Problem statement: Only the text belongs in the copy. Transcribe the data exactly and drop any pictures.

Input for this task:

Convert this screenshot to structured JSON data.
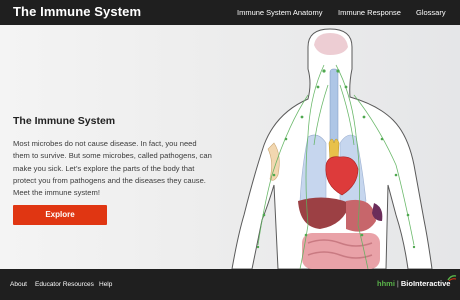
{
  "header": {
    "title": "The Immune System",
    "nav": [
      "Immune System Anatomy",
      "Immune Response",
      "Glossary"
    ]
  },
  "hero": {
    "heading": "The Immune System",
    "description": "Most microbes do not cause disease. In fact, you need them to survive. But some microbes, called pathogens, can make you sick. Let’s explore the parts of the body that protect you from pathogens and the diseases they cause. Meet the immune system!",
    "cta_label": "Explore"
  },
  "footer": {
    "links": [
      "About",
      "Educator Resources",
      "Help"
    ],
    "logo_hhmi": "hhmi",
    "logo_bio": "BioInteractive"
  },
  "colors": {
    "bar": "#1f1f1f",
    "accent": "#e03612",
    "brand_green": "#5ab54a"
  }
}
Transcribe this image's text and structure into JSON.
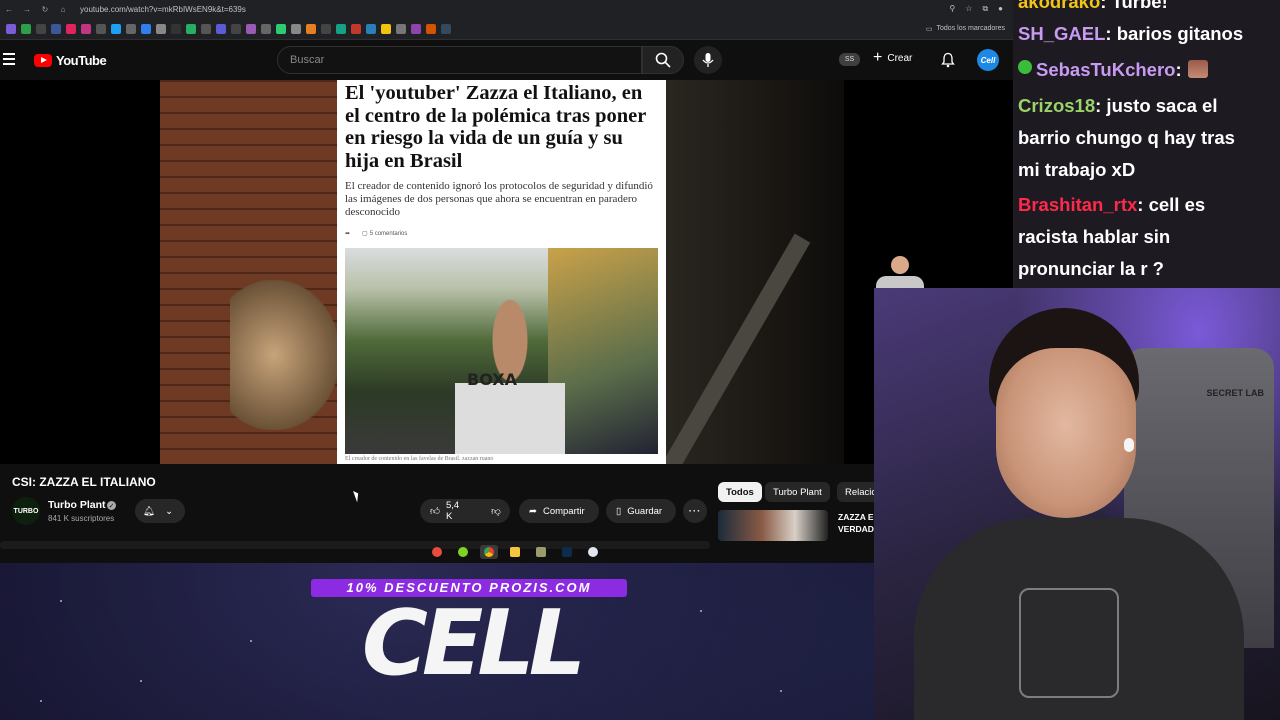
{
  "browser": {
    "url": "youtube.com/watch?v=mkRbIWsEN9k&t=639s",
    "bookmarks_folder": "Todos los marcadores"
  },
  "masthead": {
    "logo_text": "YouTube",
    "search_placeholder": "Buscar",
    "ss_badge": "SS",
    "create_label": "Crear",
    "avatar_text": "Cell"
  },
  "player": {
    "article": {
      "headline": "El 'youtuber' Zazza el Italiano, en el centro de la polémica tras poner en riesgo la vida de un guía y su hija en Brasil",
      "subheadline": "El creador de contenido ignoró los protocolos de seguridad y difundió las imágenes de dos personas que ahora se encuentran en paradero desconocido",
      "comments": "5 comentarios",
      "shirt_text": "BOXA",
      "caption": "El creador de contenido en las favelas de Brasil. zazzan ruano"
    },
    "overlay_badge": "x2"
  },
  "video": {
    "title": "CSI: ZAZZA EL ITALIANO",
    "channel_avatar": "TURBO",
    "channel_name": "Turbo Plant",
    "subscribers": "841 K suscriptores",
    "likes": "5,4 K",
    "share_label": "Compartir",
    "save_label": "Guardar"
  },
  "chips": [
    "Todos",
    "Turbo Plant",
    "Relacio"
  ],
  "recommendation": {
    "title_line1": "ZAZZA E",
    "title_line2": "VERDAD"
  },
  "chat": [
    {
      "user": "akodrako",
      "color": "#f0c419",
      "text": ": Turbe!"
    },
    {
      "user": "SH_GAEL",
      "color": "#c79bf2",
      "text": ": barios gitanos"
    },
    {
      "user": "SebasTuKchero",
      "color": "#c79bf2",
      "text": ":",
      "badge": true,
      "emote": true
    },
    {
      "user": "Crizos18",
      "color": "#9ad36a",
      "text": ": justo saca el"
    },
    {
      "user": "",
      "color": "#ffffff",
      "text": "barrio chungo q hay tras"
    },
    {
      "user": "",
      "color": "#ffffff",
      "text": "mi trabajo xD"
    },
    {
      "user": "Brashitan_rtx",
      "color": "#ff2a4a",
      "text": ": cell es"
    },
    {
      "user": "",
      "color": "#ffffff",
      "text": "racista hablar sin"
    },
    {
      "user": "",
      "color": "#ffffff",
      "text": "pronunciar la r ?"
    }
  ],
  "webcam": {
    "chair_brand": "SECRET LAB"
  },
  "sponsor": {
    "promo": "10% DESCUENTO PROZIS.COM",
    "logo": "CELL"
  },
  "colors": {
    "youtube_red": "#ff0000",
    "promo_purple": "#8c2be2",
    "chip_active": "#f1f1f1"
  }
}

Problem solution:
Convert this screenshot to structured JSON data.
{
  "header": {
    "title": "The Immune System",
    "nav": [
      "Immune System Anatomy",
      "Immune Response",
      "Glossary"
    ]
  },
  "hero": {
    "heading": "The Immune System",
    "description": "Most microbes do not cause disease. In fact, you need them to survive. But some microbes, called pathogens, can make you sick. Let’s explore the parts of the body that protect you from pathogens and the diseases they cause. Meet the immune system!",
    "cta_label": "Explore"
  },
  "footer": {
    "links": [
      "About",
      "Educator Resources",
      "Help"
    ],
    "logo_hhmi": "hhmi",
    "logo_bio": "BioInteractive"
  },
  "colors": {
    "bar": "#1f1f1f",
    "accent": "#e03612",
    "brand_green": "#5ab54a"
  }
}
Transcribe this image's text and structure into JSON.
{
  "browser": {
    "url": "youtube.com/watch?v=mkRbIWsEN9k&t=639s",
    "bookmarks_folder": "Todos los marcadores"
  },
  "masthead": {
    "logo_text": "YouTube",
    "search_placeholder": "Buscar",
    "ss_badge": "SS",
    "create_label": "Crear",
    "avatar_text": "Cell"
  },
  "player": {
    "article": {
      "headline": "El 'youtuber' Zazza el Italiano, en el centro de la polémica tras poner en riesgo la vida de un guía y su hija en Brasil",
      "subheadline": "El creador de contenido ignoró los protocolos de seguridad y difundió las imágenes de dos personas que ahora se encuentran en paradero desconocido",
      "comments": "5 comentarios",
      "shirt_text": "BOXA",
      "caption": "El creador de contenido en las favelas de Brasil. zazzan ruano"
    },
    "overlay_badge": "x2"
  },
  "video": {
    "title": "CSI: ZAZZA EL ITALIANO",
    "channel_avatar": "TURBO",
    "channel_name": "Turbo Plant",
    "subscribers": "841 K suscriptores",
    "likes": "5,4 K",
    "share_label": "Compartir",
    "save_label": "Guardar"
  },
  "chips": [
    "Todos",
    "Turbo Plant",
    "Relacio"
  ],
  "recommendation": {
    "title_line1": "ZAZZA E",
    "title_line2": "VERDAD"
  },
  "chat": [
    {
      "user": "akodrako",
      "color": "#f0c419",
      "text": ": Turbe!"
    },
    {
      "user": "SH_GAEL",
      "color": "#c79bf2",
      "text": ": barios gitanos"
    },
    {
      "user": "SebasTuKchero",
      "color": "#c79bf2",
      "text": ":",
      "badge": true,
      "emote": true
    },
    {
      "user": "Crizos18",
      "color": "#9ad36a",
      "text": ": justo saca el"
    },
    {
      "user": "",
      "color": "#ffffff",
      "text": "barrio chungo q hay tras"
    },
    {
      "user": "",
      "color": "#ffffff",
      "text": "mi trabajo xD"
    },
    {
      "user": "Brashitan_rtx",
      "color": "#ff2a4a",
      "text": ": cell es"
    },
    {
      "user": "",
      "color": "#ffffff",
      "text": "racista hablar sin"
    },
    {
      "user": "",
      "color": "#ffffff",
      "text": "pronunciar la r ?"
    }
  ],
  "webcam": {
    "chair_brand": "SECRET LAB"
  },
  "sponsor": {
    "promo": "10% DESCUENTO PROZIS.COM",
    "logo": "CELL"
  },
  "colors": {
    "youtube_red": "#ff0000",
    "promo_purple": "#8c2be2",
    "chip_active": "#f1f1f1"
  }
}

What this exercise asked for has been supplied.